TASK TO COMPLETE
Here are some records; copy every line that holds the word "preferences".

** start DATA TO USE **

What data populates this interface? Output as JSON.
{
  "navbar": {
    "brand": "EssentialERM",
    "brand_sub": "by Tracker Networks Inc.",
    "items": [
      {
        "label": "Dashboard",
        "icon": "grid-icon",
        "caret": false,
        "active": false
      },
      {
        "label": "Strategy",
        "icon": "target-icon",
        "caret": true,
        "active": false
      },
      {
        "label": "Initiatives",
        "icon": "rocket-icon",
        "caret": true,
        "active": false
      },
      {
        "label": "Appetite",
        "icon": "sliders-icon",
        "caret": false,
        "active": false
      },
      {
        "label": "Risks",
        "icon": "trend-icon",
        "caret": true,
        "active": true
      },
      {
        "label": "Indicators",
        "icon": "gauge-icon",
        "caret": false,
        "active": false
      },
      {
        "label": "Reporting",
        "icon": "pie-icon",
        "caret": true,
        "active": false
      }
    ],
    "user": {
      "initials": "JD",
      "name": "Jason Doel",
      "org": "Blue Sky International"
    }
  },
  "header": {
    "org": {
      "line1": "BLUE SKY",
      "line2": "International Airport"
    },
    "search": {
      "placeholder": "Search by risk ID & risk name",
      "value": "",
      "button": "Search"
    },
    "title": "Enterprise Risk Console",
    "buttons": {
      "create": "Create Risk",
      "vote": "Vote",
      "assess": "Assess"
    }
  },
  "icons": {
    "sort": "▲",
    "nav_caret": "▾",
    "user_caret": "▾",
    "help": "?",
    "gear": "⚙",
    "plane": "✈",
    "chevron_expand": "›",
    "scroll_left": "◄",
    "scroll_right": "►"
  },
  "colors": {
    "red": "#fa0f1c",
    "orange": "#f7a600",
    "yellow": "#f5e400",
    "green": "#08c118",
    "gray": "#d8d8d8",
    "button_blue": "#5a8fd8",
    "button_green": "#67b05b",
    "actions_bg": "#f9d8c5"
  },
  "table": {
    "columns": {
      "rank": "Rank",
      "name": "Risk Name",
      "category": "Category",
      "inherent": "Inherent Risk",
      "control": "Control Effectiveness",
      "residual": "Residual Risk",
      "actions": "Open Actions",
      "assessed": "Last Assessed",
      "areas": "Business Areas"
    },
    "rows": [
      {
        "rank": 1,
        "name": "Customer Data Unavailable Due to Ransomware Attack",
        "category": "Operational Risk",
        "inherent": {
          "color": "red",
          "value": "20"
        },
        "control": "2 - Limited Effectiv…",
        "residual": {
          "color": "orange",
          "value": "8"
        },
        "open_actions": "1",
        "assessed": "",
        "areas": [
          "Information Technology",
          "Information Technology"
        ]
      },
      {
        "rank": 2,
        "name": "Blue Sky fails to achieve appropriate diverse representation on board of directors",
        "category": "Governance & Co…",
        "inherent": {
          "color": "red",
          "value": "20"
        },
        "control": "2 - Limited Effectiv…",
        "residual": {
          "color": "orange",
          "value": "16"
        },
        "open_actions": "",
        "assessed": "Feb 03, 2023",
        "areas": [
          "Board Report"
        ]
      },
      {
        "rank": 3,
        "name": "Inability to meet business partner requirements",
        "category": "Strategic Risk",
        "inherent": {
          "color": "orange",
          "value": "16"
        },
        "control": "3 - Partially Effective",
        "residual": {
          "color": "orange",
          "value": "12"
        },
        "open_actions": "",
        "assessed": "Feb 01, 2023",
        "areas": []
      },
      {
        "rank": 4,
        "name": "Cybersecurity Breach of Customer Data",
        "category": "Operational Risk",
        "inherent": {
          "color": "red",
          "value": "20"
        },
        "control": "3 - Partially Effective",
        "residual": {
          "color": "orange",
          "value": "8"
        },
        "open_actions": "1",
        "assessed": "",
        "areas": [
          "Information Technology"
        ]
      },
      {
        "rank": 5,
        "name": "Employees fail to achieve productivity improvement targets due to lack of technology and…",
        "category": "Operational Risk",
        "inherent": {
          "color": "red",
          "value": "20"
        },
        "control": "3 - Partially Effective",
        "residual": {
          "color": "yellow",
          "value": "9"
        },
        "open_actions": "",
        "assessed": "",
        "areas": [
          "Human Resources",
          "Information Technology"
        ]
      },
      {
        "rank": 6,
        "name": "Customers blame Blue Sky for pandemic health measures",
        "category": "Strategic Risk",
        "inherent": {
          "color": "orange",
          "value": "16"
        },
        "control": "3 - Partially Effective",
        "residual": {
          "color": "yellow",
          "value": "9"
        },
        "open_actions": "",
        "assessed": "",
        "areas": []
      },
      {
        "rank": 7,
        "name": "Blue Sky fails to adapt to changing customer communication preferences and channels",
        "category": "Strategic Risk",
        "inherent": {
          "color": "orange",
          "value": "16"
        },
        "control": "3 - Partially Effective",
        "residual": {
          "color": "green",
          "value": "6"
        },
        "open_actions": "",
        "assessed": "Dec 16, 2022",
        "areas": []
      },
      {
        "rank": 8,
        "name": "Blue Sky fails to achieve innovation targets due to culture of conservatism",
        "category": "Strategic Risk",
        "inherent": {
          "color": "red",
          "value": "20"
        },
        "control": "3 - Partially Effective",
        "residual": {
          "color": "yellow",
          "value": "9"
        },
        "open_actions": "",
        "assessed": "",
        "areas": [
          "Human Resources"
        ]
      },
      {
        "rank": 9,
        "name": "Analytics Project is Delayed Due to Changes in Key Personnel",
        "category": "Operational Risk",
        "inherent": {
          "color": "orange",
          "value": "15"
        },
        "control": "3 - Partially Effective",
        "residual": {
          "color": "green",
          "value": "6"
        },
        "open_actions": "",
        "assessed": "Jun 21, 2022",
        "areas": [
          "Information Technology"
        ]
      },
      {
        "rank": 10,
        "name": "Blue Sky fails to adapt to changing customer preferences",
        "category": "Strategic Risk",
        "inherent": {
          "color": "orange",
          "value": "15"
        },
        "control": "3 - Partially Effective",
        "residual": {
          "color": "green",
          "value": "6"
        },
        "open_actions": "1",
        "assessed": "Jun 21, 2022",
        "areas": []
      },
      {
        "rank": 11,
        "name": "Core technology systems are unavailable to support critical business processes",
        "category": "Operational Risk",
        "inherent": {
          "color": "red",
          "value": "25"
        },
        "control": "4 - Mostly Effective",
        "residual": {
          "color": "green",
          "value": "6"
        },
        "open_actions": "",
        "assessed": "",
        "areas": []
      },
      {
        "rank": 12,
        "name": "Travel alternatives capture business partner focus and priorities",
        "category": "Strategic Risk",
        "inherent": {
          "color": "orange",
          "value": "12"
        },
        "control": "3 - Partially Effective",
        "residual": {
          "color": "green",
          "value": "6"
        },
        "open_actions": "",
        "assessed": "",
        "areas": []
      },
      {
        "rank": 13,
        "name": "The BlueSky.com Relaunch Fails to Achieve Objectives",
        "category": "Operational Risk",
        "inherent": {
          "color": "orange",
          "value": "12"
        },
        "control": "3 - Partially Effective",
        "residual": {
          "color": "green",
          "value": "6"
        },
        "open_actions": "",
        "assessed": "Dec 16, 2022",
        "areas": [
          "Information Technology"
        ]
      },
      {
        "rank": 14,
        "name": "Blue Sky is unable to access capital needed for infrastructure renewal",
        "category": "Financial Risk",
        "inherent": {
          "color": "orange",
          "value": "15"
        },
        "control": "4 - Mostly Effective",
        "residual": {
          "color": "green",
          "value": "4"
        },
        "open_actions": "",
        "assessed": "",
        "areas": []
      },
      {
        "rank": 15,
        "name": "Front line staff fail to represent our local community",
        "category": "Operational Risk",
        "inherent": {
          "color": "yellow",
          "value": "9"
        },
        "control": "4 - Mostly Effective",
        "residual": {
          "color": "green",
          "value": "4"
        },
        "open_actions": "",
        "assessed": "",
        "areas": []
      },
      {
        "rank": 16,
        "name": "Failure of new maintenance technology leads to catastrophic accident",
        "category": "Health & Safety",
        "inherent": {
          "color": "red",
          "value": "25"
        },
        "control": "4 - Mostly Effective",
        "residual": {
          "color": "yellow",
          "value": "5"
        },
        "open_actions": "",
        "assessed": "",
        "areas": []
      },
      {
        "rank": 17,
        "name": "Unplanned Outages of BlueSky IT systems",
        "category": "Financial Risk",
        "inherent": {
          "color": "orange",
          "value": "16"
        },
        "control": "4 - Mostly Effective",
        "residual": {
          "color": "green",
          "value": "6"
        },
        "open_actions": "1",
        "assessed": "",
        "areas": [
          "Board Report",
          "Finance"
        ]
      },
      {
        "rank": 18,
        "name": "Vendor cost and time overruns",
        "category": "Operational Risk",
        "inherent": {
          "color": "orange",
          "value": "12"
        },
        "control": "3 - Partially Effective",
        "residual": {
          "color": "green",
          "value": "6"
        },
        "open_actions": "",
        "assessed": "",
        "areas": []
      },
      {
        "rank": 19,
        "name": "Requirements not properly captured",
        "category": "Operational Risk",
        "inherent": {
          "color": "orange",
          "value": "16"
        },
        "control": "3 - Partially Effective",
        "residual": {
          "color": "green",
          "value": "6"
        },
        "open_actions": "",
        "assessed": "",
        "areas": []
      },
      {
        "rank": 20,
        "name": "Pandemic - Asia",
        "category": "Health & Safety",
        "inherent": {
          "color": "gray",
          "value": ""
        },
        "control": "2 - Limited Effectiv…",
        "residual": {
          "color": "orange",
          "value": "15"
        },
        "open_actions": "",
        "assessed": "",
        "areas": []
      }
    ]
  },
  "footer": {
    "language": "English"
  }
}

** end DATA TO USE **

OUTPUT
        "name": "Blue Sky fails to adapt to changing customer communication preferences and channels",
        "name": "Blue Sky fails to adapt to changing customer preferences",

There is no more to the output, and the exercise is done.